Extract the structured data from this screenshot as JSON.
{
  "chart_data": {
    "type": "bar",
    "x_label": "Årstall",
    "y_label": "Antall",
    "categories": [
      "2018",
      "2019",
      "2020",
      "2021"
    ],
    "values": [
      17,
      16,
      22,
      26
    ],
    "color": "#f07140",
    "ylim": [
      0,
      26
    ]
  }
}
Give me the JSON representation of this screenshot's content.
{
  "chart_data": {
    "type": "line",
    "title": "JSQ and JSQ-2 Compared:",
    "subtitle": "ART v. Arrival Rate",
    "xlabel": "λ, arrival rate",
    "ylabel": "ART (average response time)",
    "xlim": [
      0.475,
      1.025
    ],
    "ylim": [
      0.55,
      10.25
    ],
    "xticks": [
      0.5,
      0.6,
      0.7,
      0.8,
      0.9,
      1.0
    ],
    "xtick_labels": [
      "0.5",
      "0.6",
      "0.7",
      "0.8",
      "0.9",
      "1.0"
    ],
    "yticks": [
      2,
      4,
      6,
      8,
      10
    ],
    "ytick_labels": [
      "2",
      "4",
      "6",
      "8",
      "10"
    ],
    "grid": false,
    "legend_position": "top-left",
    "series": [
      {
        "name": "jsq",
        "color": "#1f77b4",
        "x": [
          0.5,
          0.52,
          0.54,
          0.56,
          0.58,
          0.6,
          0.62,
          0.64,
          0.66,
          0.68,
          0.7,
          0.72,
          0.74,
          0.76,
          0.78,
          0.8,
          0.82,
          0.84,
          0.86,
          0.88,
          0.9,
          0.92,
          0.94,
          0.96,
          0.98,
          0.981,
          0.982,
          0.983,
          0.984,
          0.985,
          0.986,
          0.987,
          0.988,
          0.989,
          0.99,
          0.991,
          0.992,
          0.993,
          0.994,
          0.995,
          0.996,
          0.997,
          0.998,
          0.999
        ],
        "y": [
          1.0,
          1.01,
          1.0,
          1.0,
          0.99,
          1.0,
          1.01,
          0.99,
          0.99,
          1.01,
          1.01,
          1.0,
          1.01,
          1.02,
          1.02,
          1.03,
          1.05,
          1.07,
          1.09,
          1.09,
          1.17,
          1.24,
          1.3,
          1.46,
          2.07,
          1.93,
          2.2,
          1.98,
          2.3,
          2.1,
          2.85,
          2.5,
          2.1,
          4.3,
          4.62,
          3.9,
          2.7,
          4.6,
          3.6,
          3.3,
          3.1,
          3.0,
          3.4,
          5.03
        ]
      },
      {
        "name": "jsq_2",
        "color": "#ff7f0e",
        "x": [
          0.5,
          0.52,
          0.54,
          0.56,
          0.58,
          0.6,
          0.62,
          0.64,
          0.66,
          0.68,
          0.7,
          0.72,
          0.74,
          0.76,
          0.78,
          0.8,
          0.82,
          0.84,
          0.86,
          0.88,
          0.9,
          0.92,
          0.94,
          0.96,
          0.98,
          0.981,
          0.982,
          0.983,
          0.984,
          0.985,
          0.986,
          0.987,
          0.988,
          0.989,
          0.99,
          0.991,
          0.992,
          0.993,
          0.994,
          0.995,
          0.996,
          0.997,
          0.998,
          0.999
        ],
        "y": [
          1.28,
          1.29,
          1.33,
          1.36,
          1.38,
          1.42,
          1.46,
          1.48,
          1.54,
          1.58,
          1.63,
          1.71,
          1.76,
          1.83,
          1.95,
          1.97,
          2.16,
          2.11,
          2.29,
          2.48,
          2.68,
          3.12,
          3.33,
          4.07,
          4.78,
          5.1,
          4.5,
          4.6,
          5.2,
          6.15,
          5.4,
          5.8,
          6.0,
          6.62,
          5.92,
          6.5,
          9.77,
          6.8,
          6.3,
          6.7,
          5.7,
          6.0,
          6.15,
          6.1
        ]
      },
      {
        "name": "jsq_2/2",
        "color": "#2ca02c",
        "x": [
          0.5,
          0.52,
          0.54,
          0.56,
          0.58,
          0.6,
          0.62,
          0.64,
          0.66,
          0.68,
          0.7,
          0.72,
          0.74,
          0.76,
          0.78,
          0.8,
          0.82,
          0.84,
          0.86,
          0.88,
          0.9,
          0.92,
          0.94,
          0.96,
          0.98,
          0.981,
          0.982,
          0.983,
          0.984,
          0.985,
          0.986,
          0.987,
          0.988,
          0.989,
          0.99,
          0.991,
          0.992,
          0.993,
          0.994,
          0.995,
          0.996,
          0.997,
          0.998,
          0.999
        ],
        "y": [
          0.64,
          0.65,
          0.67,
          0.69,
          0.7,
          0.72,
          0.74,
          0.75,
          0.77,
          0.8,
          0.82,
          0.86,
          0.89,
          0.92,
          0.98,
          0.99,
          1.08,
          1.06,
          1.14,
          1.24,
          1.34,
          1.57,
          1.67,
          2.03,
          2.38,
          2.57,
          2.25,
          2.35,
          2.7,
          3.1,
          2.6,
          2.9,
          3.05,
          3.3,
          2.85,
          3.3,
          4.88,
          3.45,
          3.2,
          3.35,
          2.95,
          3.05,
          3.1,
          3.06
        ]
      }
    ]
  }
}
+-------+
→ TASK BRIEF:
Note each line of the entries that has "screenshot" in it, and copy those lines.

→ EXERCISE OUTPUT:
Extract the structured data from this screenshot as JSON.
Give me the JSON representation of this screenshot's content.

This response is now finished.